> _Data for this exercise_

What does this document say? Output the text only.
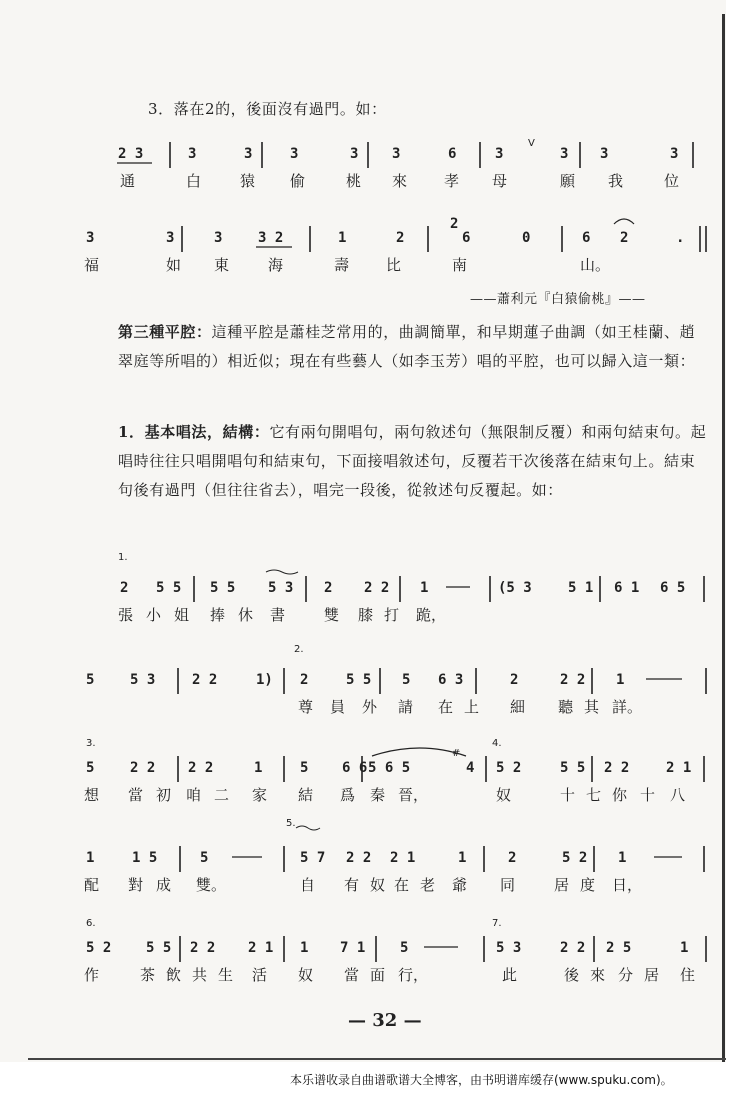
3．落在2的，後面沒有過門。如：

2 3	3	3	3	3 3	6	3
V
3 3	3
通	白	猿 偷	桃 來 孝 母	願 我	位
3	3	3	3 2	1	2
2
6	0	6 2	.
福	如 東	海	壽 比	南	山。
1.
2 5 5 5 5 5 3 2 2 2 1	(5 3	5 1 6 1 6 5
張 小 姐 捧 休 書	雙 膝 打 跪，
5	5 3	2 2	1)
2.
2	5 5 5 6 3	2	2 2 1
尊 員 外 請 在 上 細 聽 其 詳。
3.
5	2 2 2 2	1	5 6 6 5 6 5
#
4
4.
5 2	5 5 2 2	2 1
想 當 初 咱 二 家 結 爲 秦 晉，	奴	十 七 你 十 八
5.
1	1 5	5	5 7 2 2 2 1	1	2	5 2 1
配 對 成 雙。	自 有 奴 在 老 爺 同	居 度 日，
6.
5 2 5 5 2 2 2 1 1 7 1 5
7.
5 3	2 2 2 5	1
作	茶 飲 共 生 活 奴 當 面 行，	此	後 來 分 居 住
——蕭利元『白猿偷桃』——

第三種平腔：這種平腔是蕭桂芝常用的，曲調簡單，和早期蓮子曲調（如王桂蘭、趙翠庭等所唱的）相近似；現在有些藝人（如李玉芳）唱的平腔，也可以歸入這一類：

1．基本唱法，結構：它有兩句開唱句，兩句敘述句（無限制反覆）和兩句結束句。起唱時往往只唱開唱句和結束句，下面接唱敘述句，反覆若干次後落在結束句上。結束句後有過門（但往往省去），唱完一段後，從敘述句反覆起。如：

— 32 —
本乐谱收录自曲谱歌谱大全博客，由书明谱库缓存(www.spuku.com)。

> _Goal_
Repeat the material above in full and exactly, apart from the pictures.

> _Full response_
What does this document say? Output the text only.
3．落在2的，後面沒有過門。如：

2 3	3	3	3	3 3	6	3
V
3 3	3
通	白	猿 偷	桃 來 孝 母	願 我	位
3	3	3	3 2	1	2
2
6	0	6 2	.
福	如 東	海	壽 比	南	山。
1.
2 5 5 5 5 5 3 2 2 2 1	(5 3	5 1 6 1 6 5
張 小 姐 捧 休 書	雙 膝 打 跪，
5	5 3	2 2	1)
2.
2	5 5 5 6 3	2	2 2 1
尊 員 外 請 在 上 細 聽 其 詳。
3.
5	2 2 2 2	1	5 6 6 5 6 5
#
4
4.
5 2	5 5 2 2	2 1
想 當 初 咱 二 家 結 爲 秦 晉，	奴	十 七 你 十 八
5.
1	1 5	5	5 7 2 2 2 1	1	2	5 2 1
配 對 成 雙。	自 有 奴 在 老 爺 同	居 度 日，
6.
5 2 5 5 2 2 2 1 1 7 1 5
7.
5 3	2 2 2 5	1
作	茶 飲 共 生 活 奴 當 面 行，	此	後 來 分 居 住
——蕭利元『白猿偷桃』——

第三種平腔：這種平腔是蕭桂芝常用的，曲調簡單，和早期蓮子曲調（如王桂蘭、趙翠庭等所唱的）相近似；現在有些藝人（如李玉芳）唱的平腔，也可以歸入這一類：

1．基本唱法，結構：它有兩句開唱句，兩句敘述句（無限制反覆）和兩句結束句。起唱時往往只唱開唱句和結束句，下面接唱敘述句，反覆若干次後落在結束句上。結束句後有過門（但往往省去），唱完一段後，從敘述句反覆起。如：

— 32 —
本乐谱收录自曲谱歌谱大全博客，由书明谱库缓存(www.spuku.com)。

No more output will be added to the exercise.